**What to work on:** Give every entry again, word for word and in full.

Data extracted from a collection
───

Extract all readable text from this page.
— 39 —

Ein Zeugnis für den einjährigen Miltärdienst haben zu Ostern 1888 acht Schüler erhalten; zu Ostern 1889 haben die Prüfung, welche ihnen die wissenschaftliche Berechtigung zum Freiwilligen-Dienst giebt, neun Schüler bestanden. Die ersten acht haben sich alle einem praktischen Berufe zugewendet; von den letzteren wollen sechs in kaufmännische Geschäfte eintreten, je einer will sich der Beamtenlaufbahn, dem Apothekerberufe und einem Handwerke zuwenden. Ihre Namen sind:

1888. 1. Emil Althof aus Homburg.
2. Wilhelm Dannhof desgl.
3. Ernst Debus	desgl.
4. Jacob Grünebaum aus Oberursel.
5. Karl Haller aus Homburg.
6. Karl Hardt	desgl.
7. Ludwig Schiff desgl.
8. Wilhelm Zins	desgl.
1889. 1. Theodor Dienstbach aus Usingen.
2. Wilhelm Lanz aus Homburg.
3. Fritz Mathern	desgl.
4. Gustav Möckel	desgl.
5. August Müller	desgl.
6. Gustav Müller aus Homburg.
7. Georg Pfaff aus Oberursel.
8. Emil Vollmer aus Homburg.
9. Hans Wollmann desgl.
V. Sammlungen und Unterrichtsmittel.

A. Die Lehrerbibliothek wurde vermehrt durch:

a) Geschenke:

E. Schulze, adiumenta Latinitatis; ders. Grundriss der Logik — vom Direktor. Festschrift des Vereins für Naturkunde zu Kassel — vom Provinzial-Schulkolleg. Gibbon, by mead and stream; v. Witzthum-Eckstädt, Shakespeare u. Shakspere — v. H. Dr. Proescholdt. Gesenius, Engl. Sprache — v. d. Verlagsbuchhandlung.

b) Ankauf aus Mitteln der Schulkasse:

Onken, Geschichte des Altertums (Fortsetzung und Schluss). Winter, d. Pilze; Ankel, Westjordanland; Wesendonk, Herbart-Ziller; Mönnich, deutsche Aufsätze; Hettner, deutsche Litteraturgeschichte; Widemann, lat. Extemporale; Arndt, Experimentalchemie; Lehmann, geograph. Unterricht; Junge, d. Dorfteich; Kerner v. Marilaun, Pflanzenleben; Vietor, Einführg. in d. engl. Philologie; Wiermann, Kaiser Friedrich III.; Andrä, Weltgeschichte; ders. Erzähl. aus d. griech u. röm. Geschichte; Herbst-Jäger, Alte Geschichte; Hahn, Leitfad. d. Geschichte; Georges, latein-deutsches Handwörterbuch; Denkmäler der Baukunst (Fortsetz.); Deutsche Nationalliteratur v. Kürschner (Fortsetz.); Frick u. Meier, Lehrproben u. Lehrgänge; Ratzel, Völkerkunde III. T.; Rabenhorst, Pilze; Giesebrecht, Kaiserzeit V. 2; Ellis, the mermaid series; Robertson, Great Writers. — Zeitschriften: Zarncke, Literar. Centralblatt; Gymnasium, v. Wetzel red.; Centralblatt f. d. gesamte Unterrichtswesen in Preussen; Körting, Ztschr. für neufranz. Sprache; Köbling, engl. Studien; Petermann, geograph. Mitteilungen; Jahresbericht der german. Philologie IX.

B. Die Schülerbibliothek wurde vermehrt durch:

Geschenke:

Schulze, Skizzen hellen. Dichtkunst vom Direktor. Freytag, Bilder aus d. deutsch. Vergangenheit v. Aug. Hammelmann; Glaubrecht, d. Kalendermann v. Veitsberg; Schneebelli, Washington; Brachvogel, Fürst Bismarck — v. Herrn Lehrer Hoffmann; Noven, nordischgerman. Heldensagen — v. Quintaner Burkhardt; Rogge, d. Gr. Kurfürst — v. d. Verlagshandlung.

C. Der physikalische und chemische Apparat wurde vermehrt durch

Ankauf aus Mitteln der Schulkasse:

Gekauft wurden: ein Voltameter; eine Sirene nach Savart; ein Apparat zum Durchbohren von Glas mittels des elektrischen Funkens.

───

**Task solution:**
Extract all readable text from this page.
— 39 —

Ein Zeugnis für den einjährigen Miltärdienst haben zu Ostern 1888 acht Schüler erhalten; zu Ostern 1889 haben die Prüfung, welche ihnen die wissenschaftliche Berechtigung zum Freiwilligen-Dienst giebt, neun Schüler bestanden. Die ersten acht haben sich alle einem praktischen Berufe zugewendet; von den letzteren wollen sechs in kaufmännische Geschäfte eintreten, je einer will sich der Beamtenlaufbahn, dem Apothekerberufe und einem Handwerke zuwenden. Ihre Namen sind:

1888. 1. Emil Althof aus Homburg.
2. Wilhelm Dannhof desgl.
3. Ernst Debus	desgl.
4. Jacob Grünebaum aus Oberursel.
5. Karl Haller aus Homburg.
6. Karl Hardt	desgl.
7. Ludwig Schiff desgl.
8. Wilhelm Zins	desgl.
1889. 1. Theodor Dienstbach aus Usingen.
2. Wilhelm Lanz aus Homburg.
3. Fritz Mathern	desgl.
4. Gustav Möckel	desgl.
5. August Müller	desgl.
6. Gustav Müller aus Homburg.
7. Georg Pfaff aus Oberursel.
8. Emil Vollmer aus Homburg.
9. Hans Wollmann desgl.
V. Sammlungen und Unterrichtsmittel.

A. Die Lehrerbibliothek wurde vermehrt durch:

a) Geschenke:

E. Schulze, adiumenta Latinitatis; ders. Grundriss der Logik — vom Direktor. Festschrift des Vereins für Naturkunde zu Kassel — vom Provinzial-Schulkolleg. Gibbon, by mead and stream; v. Witzthum-Eckstädt, Shakespeare u. Shakspere — v. H. Dr. Proescholdt. Gesenius, Engl. Sprache — v. d. Verlagsbuchhandlung.

b) Ankauf aus Mitteln der Schulkasse:

Onken, Geschichte des Altertums (Fortsetzung und Schluss). Winter, d. Pilze; Ankel, Westjordanland; Wesendonk, Herbart-Ziller; Mönnich, deutsche Aufsätze; Hettner, deutsche Litteraturgeschichte; Widemann, lat. Extemporale; Arndt, Experimentalchemie; Lehmann, geograph. Unterricht; Junge, d. Dorfteich; Kerner v. Marilaun, Pflanzenleben; Vietor, Einführg. in d. engl. Philologie; Wiermann, Kaiser Friedrich III.; Andrä, Weltgeschichte; ders. Erzähl. aus d. griech u. röm. Geschichte; Herbst-Jäger, Alte Geschichte; Hahn, Leitfad. d. Geschichte; Georges, latein-deutsches Handwörterbuch; Denkmäler der Baukunst (Fortsetz.); Deutsche Nationalliteratur v. Kürschner (Fortsetz.); Frick u. Meier, Lehrproben u. Lehrgänge; Ratzel, Völkerkunde III. T.; Rabenhorst, Pilze; Giesebrecht, Kaiserzeit V. 2; Ellis, the mermaid series; Robertson, Great Writers. — Zeitschriften: Zarncke, Literar. Centralblatt; Gymnasium, v. Wetzel red.; Centralblatt f. d. gesamte Unterrichtswesen in Preussen; Körting, Ztschr. für neufranz. Sprache; Köbling, engl. Studien; Petermann, geograph. Mitteilungen; Jahresbericht der german. Philologie IX.

B. Die Schülerbibliothek wurde vermehrt durch:

Geschenke:

Schulze, Skizzen hellen. Dichtkunst vom Direktor. Freytag, Bilder aus d. deutsch. Vergangenheit v. Aug. Hammelmann; Glaubrecht, d. Kalendermann v. Veitsberg; Schneebelli, Washington; Brachvogel, Fürst Bismarck — v. Herrn Lehrer Hoffmann; Noven, nordischgerman. Heldensagen — v. Quintaner Burkhardt; Rogge, d. Gr. Kurfürst — v. d. Verlagshandlung.

C. Der physikalische und chemische Apparat wurde vermehrt durch

Ankauf aus Mitteln der Schulkasse:

Gekauft wurden: ein Voltameter; eine Sirene nach Savart; ein Apparat zum Durchbohren von Glas mittels des elektrischen Funkens.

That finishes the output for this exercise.